** Start DATA SHOWN **
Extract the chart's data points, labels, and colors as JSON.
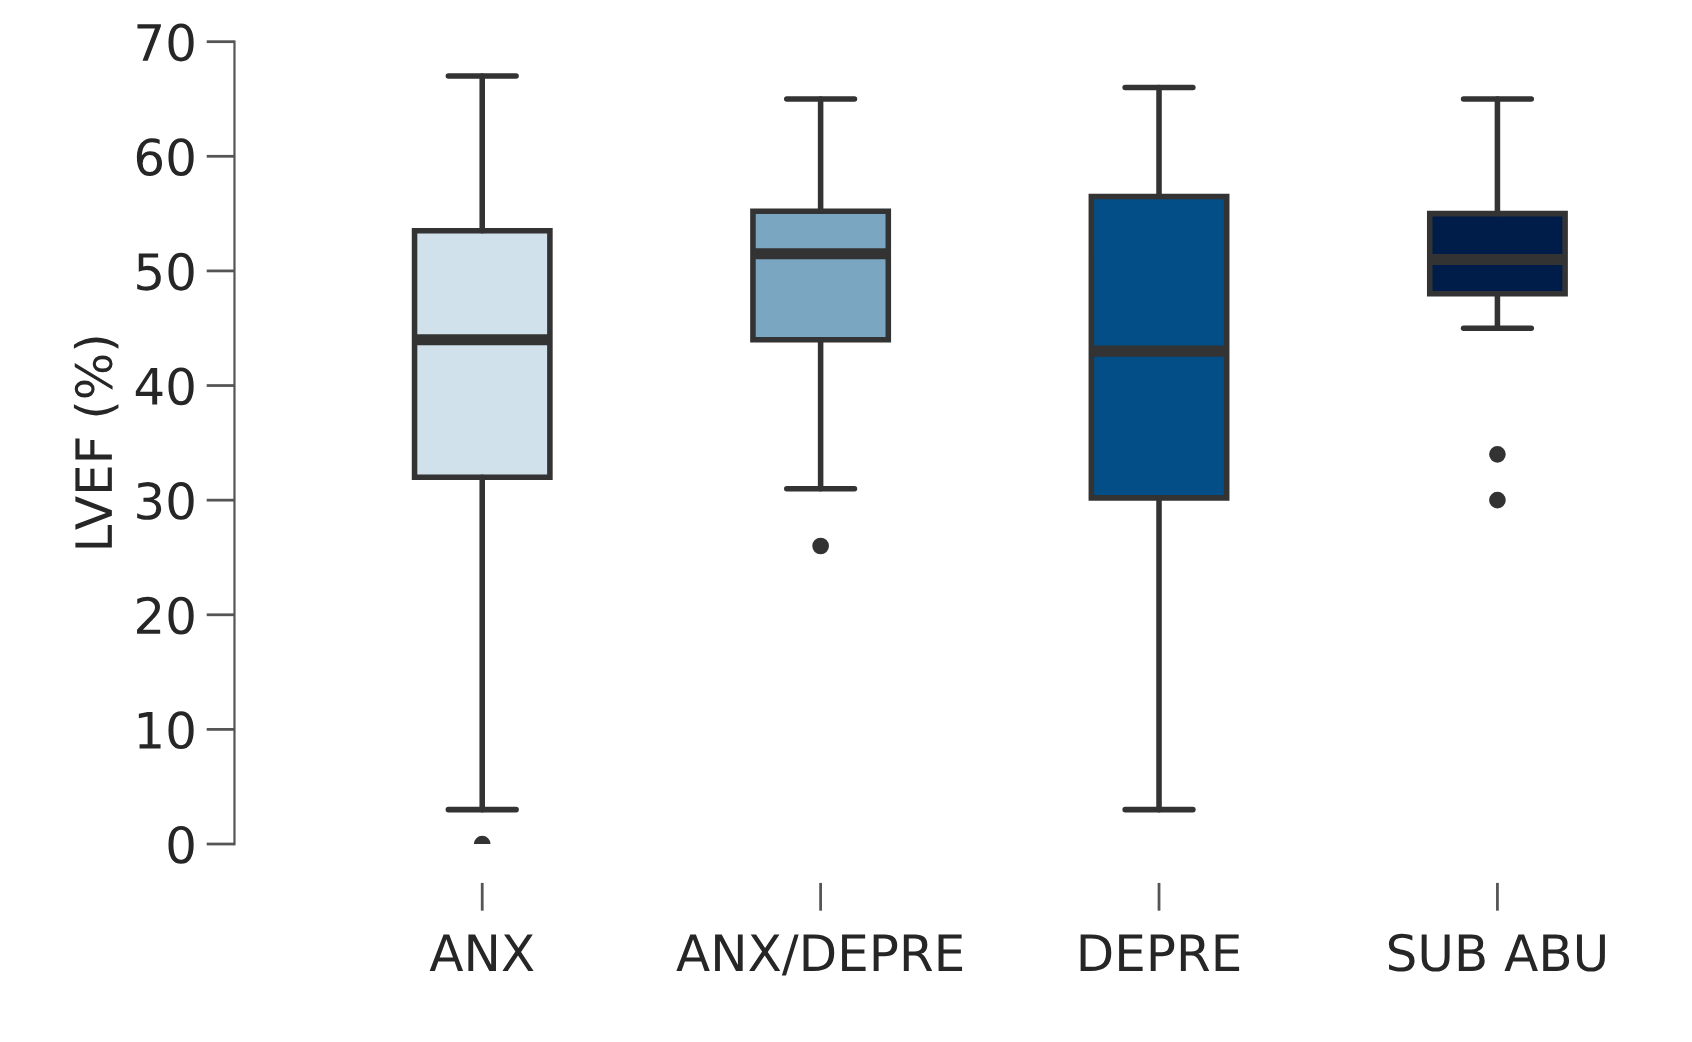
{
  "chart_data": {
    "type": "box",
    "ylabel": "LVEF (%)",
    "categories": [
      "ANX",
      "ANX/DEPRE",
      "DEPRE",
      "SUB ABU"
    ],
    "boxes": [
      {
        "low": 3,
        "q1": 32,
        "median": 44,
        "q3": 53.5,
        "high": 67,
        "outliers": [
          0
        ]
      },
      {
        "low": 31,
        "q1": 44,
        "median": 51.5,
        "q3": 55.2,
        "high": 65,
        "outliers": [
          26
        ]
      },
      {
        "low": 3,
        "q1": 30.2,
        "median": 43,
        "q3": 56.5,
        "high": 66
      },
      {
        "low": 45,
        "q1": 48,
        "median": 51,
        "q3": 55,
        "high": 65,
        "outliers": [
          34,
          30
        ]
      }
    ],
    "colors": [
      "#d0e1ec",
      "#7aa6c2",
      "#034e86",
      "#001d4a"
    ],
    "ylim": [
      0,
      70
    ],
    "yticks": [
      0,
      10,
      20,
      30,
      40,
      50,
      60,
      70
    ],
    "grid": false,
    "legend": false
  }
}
** End DATA SHOWN **
* [TASK REQUIREMENTS]:
Reproduce all the entries that precede this task, word for word, minus any pictures.

* [EXERCISE ANSWER]:
Extract the chart's data points, labels, and colors as JSON.
{
  "chart_data": {
    "type": "box",
    "ylabel": "LVEF (%)",
    "categories": [
      "ANX",
      "ANX/DEPRE",
      "DEPRE",
      "SUB ABU"
    ],
    "boxes": [
      {
        "low": 3,
        "q1": 32,
        "median": 44,
        "q3": 53.5,
        "high": 67,
        "outliers": [
          0
        ]
      },
      {
        "low": 31,
        "q1": 44,
        "median": 51.5,
        "q3": 55.2,
        "high": 65,
        "outliers": [
          26
        ]
      },
      {
        "low": 3,
        "q1": 30.2,
        "median": 43,
        "q3": 56.5,
        "high": 66
      },
      {
        "low": 45,
        "q1": 48,
        "median": 51,
        "q3": 55,
        "high": 65,
        "outliers": [
          34,
          30
        ]
      }
    ],
    "colors": [
      "#d0e1ec",
      "#7aa6c2",
      "#034e86",
      "#001d4a"
    ],
    "ylim": [
      0,
      70
    ],
    "yticks": [
      0,
      10,
      20,
      30,
      40,
      50,
      60,
      70
    ],
    "grid": false,
    "legend": false
  }
}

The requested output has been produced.